* [INPUT MATERIAL]
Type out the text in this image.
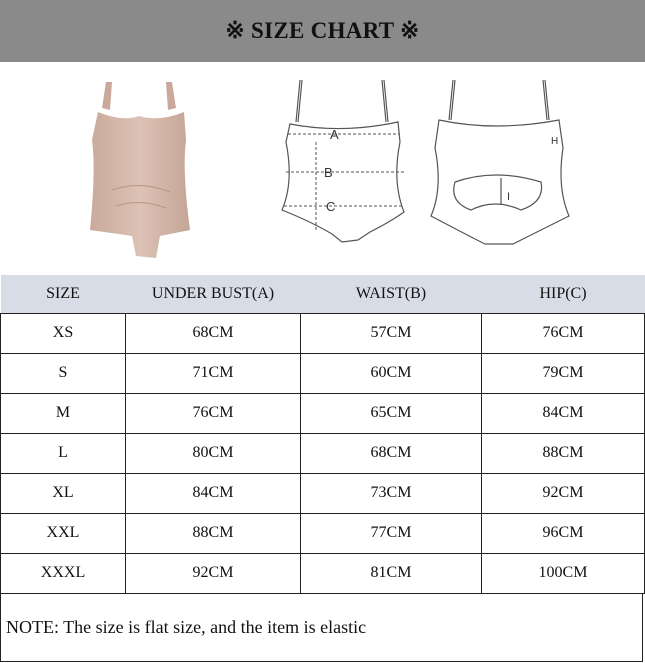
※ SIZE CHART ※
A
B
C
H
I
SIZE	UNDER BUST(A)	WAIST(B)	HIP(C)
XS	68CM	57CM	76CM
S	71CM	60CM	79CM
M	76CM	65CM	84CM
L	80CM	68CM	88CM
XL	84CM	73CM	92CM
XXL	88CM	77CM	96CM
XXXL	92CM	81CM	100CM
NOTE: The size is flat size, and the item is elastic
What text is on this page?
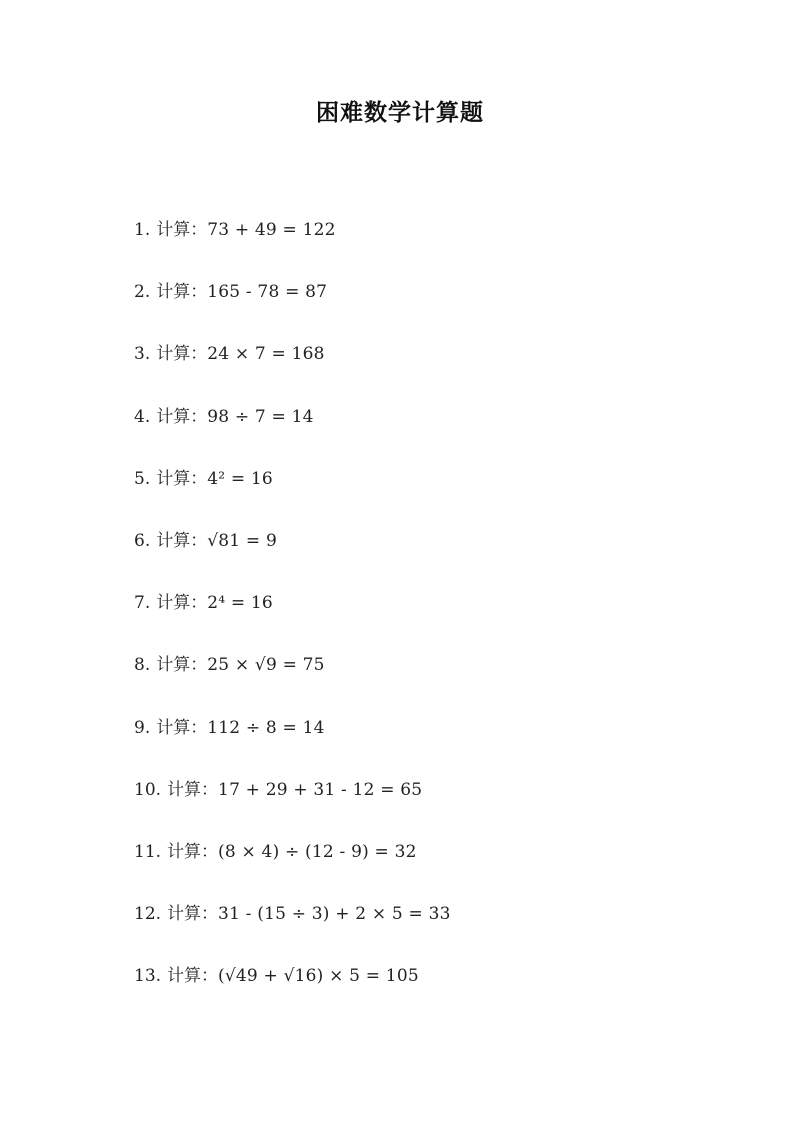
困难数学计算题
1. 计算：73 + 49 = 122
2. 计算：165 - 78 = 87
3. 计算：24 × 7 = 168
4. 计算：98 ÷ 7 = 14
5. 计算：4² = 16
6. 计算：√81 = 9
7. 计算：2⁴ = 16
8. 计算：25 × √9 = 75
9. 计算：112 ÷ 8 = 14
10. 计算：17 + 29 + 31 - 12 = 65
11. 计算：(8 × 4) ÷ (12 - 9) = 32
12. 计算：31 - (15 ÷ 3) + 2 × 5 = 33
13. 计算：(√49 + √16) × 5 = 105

* [WORK REQUIRED]
Search the lines above for the string "this", then show every one that has it.

* [TASK OUTPUT]
Type out the text in this image.
What text is on this page?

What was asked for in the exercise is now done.